TASK DIRECTIONS —
Rewrite every item below, replacing "screenshot" with "image" and leaving everything else unchanged. Leave the pictures out of your output.

===============

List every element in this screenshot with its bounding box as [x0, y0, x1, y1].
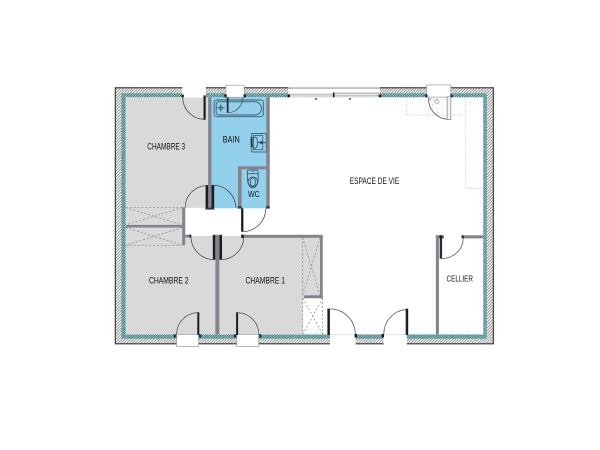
svg-text:ESPACE DE VIE: ESPACE DE VIE: [350, 176, 399, 186]
svg-text:CHAMBRE 3: CHAMBRE 3: [147, 142, 185, 152]
svg-text:CELLIER: CELLIER: [447, 275, 474, 284]
svg-text:CHAMBRE 1: CHAMBRE 1: [246, 275, 286, 285]
svg-text:BAIN: BAIN: [223, 134, 240, 144]
svg-text:WC: WC: [248, 189, 260, 199]
svg-text:CHAMBRE 2: CHAMBRE 2: [149, 275, 189, 285]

===============

ANSWER TO THIS TASK —
List every element in this image with its bounding box as [x0, y0, x1, y1].
svg-text:ESPACE DE VIE: ESPACE DE VIE: [350, 176, 399, 186]
svg-text:CHAMBRE 3: CHAMBRE 3: [147, 142, 185, 152]
svg-text:CELLIER: CELLIER: [447, 275, 474, 284]
svg-text:CHAMBRE 1: CHAMBRE 1: [246, 275, 286, 285]
svg-text:BAIN: BAIN: [223, 134, 240, 144]
svg-text:WC: WC: [248, 189, 260, 199]
svg-text:CHAMBRE 2: CHAMBRE 2: [149, 275, 189, 285]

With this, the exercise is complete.